* [OBJECTIVE]
How many lines in the records below contain the word "icon"? Answer with the number alone.
━━━━━━
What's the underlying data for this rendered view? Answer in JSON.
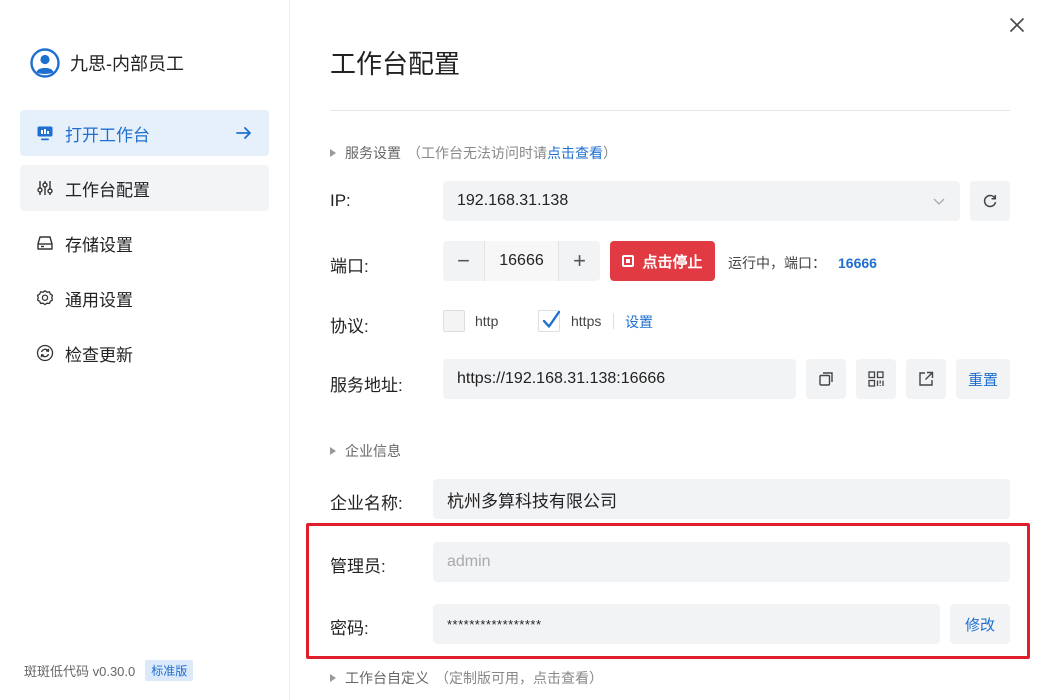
{
  "sidebar": {
    "user_name": "九思-内部员工",
    "items": [
      {
        "label": "打开工作台",
        "icon": "monitor-icon"
      },
      {
        "label": "工作台配置",
        "icon": "sliders-icon"
      },
      {
        "label": "存储设置",
        "icon": "drive-icon"
      },
      {
        "label": "通用设置",
        "icon": "gear-icon"
      },
      {
        "label": "检查更新",
        "icon": "refresh-icon"
      }
    ],
    "version": "斑斑低代码 v0.30.0",
    "edition_badge": "标准版"
  },
  "main": {
    "title": "工作台配置",
    "service_section": {
      "title": "服务设置",
      "hint_prefix": "（工作台无法访问时请",
      "hint_link": "点击查看",
      "hint_suffix": "）"
    },
    "ip": {
      "label": "IP:",
      "value": "192.168.31.138"
    },
    "port": {
      "label": "端口:",
      "value": "16666",
      "decrement": "−",
      "increment": "+"
    },
    "stop_button": "点击停止",
    "status": {
      "text": "运行中，端口：",
      "port": "16666"
    },
    "protocol": {
      "label": "协议:",
      "options": [
        {
          "label": "http",
          "checked": false
        },
        {
          "label": "https",
          "checked": true
        }
      ],
      "settings_link": "设置"
    },
    "service_address": {
      "label": "服务地址:",
      "value": "https://192.168.31.138:16666",
      "reset_button": "重置"
    },
    "enterprise_section": {
      "title": "企业信息"
    },
    "enterprise_name": {
      "label": "企业名称:",
      "value": "杭州多算科技有限公司"
    },
    "admin": {
      "label": "管理员:",
      "placeholder": "admin"
    },
    "password": {
      "label": "密码:",
      "value": "*****************",
      "edit_button": "修改"
    },
    "custom_section": {
      "title": "工作台自定义",
      "hint": "（定制版可用，点击查看）"
    }
  },
  "colors": {
    "accent": "#1f6fd0",
    "stop": "#e23a43",
    "highlight": "#e01e2b",
    "field_bg": "#f2f3f5"
  }
}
━━━━━━
* [CORRECT RESULT]
5